Exercise objective
Gather the lines below that include the string "true", copying each in full.

┄┄┄┄┄┄

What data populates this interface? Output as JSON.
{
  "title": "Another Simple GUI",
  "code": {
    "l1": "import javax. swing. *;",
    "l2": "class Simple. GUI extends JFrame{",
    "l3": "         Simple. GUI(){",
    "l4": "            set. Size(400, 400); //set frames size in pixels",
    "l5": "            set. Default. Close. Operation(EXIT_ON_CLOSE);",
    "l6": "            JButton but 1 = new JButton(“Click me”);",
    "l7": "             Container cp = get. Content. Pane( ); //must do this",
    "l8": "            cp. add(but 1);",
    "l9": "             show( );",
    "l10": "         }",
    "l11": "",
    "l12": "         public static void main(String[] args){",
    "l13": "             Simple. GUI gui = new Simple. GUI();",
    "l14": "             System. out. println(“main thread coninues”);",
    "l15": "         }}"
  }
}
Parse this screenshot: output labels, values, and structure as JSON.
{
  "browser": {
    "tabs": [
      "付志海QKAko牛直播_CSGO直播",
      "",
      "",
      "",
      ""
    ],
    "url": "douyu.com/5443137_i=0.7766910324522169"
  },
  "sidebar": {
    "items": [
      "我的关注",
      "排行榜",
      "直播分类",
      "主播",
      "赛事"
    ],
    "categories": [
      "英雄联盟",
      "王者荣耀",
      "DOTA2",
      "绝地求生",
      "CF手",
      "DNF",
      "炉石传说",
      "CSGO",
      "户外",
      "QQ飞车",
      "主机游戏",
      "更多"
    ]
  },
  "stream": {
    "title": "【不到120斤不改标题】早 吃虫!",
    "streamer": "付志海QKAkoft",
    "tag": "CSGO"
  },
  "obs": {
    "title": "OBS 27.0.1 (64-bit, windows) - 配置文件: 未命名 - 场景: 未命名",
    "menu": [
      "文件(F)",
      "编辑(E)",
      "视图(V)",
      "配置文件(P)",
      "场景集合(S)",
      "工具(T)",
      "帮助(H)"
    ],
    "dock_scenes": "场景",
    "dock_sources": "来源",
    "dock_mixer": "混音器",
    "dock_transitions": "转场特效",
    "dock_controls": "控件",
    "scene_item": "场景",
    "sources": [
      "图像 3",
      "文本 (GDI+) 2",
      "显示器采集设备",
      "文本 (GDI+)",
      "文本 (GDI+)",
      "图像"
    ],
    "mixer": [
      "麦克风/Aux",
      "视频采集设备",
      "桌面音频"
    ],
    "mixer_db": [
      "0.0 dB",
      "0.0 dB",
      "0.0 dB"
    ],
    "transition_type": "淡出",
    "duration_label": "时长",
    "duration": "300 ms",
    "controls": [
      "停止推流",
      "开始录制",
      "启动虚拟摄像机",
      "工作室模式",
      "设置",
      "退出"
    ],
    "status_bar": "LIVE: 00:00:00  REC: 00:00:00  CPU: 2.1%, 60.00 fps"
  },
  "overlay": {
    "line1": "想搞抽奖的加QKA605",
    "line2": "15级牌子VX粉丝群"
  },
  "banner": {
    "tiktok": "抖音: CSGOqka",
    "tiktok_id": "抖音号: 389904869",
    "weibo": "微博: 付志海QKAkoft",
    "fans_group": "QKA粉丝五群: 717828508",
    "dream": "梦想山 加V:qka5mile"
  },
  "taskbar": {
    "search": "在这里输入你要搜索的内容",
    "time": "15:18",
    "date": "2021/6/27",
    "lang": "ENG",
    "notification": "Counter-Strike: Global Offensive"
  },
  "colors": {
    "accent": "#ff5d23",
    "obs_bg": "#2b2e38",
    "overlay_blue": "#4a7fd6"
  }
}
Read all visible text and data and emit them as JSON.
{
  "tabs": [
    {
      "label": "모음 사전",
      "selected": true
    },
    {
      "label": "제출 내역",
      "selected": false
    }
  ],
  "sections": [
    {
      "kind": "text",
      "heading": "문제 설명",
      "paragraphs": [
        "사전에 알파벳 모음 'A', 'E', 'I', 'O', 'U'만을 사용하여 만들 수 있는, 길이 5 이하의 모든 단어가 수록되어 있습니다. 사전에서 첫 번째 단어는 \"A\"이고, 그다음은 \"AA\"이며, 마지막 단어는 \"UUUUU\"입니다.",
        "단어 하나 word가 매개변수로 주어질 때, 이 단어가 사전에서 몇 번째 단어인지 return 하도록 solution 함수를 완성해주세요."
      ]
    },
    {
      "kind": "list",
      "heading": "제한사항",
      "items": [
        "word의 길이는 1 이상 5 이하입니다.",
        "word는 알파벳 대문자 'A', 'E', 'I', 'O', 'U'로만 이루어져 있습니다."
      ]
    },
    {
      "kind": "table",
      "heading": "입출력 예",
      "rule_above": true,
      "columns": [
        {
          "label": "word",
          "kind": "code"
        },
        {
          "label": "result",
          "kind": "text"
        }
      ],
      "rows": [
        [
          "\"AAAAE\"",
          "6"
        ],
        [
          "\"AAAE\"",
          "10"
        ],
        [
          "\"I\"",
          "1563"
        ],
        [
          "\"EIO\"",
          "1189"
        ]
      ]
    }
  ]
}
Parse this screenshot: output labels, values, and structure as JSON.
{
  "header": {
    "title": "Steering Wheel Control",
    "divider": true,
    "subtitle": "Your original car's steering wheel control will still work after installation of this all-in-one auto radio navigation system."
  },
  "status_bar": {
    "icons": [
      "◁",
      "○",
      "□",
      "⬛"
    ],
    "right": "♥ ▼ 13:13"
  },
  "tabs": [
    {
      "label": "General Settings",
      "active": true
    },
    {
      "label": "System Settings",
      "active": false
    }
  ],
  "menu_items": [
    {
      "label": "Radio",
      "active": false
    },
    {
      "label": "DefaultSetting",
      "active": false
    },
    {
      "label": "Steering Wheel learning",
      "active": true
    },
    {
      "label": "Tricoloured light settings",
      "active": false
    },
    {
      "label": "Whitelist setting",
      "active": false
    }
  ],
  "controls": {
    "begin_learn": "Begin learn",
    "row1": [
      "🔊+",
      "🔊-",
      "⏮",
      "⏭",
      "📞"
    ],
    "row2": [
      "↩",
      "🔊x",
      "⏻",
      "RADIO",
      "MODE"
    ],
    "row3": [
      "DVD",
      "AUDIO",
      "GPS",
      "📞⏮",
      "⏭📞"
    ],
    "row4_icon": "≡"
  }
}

┄┄┄┄┄┄

Task output
      "selected": true
      "rule_above": true,
    "divider": true,
      "active": true
      "active": true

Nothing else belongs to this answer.